OK, I stand corrected (and my mind is at ease :) ).


-- 
Eric Evans
Acunu | http://www.acunu.com | @acunu

Re: CQL support for compound columns

Posted by Jonathan Ellis <jb...@gmail.com>.

On Mon, Jan 2, 2012 at 10:53 AM, Eric Evans <ee...@acunu.com> wrote:
> In SQL, PRIMARY KEY is a modifier to a column spec, and here PRIMARY
> KEY(user_id, posted_at, posted_by) reads like a PRIMARY modifier
> applied to a KEY() function.  It's also a little strange the way it
> appears in the grouping of column specs, when it's actually defining a
> grouping or relationship of them (maybe this is what you meant about
> using TRANSPOSED WITH <options> to emphasize the non-standard).

Fear not, I can set your mind at ease. :)

Personally I think the syntax works reasonably well in its own right,
but my main reason for the proposed syntax is that it is actually
standard SQL for composite primary keys at least as far back as SQL
92, as a subcategory of table constraints.  The SQL standard is not
freely linkable, but see
http://www.postgresql.org/docs/9.1/static/sql-createtable.html for a
real-world example.

··········

■ WORK TO DO ■
In the thread on CQL support for compound columns, how far back has the proposed syntax been standard SQL for composite primary keys? The material that comes next isn't needed for anything here.

··········

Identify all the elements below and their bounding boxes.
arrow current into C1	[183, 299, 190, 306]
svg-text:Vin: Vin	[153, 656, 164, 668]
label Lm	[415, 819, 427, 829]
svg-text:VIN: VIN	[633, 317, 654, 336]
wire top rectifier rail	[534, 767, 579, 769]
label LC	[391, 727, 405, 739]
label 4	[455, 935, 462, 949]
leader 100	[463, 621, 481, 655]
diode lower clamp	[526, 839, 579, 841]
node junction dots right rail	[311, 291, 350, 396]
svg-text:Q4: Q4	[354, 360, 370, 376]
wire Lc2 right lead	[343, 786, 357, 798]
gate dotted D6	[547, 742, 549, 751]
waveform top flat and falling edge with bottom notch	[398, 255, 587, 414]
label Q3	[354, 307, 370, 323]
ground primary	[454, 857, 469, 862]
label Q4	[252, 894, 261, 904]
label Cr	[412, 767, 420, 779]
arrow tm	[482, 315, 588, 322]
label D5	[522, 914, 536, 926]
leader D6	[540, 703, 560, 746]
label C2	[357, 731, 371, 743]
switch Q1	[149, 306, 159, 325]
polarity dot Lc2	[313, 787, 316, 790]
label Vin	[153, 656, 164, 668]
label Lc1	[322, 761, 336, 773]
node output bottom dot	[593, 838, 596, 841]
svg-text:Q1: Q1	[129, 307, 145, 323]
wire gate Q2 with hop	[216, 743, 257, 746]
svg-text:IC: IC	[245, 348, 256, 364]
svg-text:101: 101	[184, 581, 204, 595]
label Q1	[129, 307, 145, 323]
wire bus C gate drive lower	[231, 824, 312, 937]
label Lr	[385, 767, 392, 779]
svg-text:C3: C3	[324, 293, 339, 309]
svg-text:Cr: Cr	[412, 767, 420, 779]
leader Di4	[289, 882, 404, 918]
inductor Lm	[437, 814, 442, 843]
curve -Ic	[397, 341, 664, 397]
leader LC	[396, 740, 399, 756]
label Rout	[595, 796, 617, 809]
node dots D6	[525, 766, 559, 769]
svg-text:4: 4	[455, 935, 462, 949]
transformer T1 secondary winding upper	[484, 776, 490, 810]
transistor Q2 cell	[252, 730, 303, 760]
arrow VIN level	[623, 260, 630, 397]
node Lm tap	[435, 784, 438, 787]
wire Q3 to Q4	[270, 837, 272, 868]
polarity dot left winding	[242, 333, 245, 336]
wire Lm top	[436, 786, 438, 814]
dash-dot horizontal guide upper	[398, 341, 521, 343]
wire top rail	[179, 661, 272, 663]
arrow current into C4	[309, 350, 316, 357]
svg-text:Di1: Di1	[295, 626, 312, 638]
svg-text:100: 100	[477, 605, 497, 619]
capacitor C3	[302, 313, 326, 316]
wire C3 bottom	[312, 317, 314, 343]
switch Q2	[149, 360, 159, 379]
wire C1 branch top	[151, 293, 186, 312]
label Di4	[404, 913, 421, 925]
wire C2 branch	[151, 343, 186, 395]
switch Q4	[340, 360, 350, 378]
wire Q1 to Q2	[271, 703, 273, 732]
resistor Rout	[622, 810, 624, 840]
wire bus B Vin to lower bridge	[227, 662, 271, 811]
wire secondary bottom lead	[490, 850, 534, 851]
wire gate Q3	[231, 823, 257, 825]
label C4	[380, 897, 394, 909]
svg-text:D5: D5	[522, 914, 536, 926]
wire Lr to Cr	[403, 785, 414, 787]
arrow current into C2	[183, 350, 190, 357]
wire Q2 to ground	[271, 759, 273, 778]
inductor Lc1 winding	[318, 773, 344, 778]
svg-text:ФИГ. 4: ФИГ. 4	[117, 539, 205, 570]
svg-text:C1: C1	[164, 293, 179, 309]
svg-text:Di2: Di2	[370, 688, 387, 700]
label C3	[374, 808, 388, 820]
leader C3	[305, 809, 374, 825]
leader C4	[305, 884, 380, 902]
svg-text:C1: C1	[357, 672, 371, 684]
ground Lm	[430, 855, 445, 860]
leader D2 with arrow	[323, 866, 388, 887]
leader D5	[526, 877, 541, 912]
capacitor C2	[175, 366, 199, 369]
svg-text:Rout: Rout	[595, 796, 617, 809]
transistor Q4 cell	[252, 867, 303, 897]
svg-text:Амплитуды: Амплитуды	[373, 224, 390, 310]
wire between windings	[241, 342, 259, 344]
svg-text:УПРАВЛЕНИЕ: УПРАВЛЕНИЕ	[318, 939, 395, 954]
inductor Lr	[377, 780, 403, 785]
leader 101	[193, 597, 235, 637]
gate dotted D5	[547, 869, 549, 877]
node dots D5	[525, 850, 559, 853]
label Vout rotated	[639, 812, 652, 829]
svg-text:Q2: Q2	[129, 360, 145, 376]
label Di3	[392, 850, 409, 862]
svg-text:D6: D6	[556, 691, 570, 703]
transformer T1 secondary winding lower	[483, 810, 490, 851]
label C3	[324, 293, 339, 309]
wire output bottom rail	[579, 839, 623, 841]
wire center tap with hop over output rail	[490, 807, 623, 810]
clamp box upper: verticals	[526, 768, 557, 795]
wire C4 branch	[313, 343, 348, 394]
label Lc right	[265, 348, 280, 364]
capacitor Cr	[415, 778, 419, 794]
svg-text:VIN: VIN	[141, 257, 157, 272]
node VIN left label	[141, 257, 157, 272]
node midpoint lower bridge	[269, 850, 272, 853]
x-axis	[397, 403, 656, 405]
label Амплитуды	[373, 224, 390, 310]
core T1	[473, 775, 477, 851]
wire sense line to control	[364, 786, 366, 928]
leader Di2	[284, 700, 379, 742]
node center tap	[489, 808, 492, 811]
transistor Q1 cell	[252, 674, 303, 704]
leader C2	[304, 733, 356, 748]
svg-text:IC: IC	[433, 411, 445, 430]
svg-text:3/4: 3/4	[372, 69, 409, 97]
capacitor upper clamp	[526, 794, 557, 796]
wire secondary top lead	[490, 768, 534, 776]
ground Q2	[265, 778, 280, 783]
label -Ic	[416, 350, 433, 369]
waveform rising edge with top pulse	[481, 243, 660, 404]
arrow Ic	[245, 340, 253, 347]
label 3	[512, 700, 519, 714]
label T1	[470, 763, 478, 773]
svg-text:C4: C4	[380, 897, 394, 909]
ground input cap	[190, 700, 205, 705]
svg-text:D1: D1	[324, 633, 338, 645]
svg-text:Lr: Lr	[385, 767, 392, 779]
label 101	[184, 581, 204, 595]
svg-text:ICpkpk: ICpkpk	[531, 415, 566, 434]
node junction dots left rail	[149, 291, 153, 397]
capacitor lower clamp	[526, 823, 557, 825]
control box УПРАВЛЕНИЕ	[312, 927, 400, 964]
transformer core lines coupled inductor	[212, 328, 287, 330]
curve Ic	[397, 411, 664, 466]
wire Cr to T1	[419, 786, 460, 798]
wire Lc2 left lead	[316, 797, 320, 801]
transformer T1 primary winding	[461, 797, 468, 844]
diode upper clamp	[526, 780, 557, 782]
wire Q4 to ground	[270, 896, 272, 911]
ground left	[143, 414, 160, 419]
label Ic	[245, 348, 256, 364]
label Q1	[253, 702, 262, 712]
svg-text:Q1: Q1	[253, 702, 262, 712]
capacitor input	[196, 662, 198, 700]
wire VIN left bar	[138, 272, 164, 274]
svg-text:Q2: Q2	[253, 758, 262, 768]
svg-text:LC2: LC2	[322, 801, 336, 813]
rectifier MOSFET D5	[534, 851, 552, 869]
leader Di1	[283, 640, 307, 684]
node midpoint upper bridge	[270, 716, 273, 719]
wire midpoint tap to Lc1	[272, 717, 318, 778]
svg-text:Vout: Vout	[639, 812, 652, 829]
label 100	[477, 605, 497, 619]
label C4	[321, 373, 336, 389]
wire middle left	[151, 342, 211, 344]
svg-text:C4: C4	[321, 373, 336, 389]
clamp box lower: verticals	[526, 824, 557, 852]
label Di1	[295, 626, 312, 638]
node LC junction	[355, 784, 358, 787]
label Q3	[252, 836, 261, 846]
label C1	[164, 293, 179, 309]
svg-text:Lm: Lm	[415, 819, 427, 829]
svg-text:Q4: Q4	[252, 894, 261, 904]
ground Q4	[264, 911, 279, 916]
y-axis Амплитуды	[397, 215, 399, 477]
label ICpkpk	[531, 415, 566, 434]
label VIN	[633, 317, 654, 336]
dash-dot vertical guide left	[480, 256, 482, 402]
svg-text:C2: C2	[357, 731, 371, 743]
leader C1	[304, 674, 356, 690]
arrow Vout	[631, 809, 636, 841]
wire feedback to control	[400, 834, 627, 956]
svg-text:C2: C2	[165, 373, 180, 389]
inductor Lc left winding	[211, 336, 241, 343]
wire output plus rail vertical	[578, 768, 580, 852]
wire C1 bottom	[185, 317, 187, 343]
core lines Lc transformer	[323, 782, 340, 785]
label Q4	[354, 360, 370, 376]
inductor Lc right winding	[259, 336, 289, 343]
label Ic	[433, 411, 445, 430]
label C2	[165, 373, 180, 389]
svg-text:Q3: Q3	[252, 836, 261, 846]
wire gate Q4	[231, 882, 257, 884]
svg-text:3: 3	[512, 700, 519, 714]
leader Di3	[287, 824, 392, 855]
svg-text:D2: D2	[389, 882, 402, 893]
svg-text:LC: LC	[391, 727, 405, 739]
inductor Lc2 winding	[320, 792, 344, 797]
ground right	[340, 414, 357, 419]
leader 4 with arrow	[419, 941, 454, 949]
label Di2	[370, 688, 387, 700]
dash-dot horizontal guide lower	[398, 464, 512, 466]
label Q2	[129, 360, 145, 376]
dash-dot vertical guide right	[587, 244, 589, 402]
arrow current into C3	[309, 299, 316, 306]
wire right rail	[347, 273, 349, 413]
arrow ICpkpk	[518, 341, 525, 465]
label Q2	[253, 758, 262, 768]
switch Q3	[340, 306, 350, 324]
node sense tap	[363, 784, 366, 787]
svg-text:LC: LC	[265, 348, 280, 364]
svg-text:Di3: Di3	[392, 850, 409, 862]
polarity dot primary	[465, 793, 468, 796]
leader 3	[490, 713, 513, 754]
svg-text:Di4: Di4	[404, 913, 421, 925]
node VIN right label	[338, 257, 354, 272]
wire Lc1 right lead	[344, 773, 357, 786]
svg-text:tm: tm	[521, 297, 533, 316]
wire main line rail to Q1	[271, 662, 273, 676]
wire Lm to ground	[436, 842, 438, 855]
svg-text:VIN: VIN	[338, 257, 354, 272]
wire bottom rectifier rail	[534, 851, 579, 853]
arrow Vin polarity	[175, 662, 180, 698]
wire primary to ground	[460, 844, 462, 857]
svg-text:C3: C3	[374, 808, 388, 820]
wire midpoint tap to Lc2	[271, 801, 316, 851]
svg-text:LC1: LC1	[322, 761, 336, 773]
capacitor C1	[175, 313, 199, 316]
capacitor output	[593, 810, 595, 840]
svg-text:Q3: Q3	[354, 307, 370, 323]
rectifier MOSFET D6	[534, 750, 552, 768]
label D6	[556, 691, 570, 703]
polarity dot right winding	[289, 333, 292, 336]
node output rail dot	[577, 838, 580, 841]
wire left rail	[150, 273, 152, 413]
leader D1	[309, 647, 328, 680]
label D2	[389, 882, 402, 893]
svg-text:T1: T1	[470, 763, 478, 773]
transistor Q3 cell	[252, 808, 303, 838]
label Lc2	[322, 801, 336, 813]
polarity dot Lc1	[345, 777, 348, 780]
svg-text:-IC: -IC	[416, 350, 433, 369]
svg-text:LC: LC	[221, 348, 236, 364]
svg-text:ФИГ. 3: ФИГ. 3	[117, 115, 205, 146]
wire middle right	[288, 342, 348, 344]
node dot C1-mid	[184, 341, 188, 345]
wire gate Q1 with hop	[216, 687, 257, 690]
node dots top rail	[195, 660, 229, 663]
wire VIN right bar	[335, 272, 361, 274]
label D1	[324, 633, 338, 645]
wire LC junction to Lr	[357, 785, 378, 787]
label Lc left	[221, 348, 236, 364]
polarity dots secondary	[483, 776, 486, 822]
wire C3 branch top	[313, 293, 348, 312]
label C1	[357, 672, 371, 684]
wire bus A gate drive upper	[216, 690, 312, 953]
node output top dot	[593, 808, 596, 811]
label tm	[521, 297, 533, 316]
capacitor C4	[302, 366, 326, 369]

··········

■ EXPECTED ANSWER ■
At least as far back as SQL 92.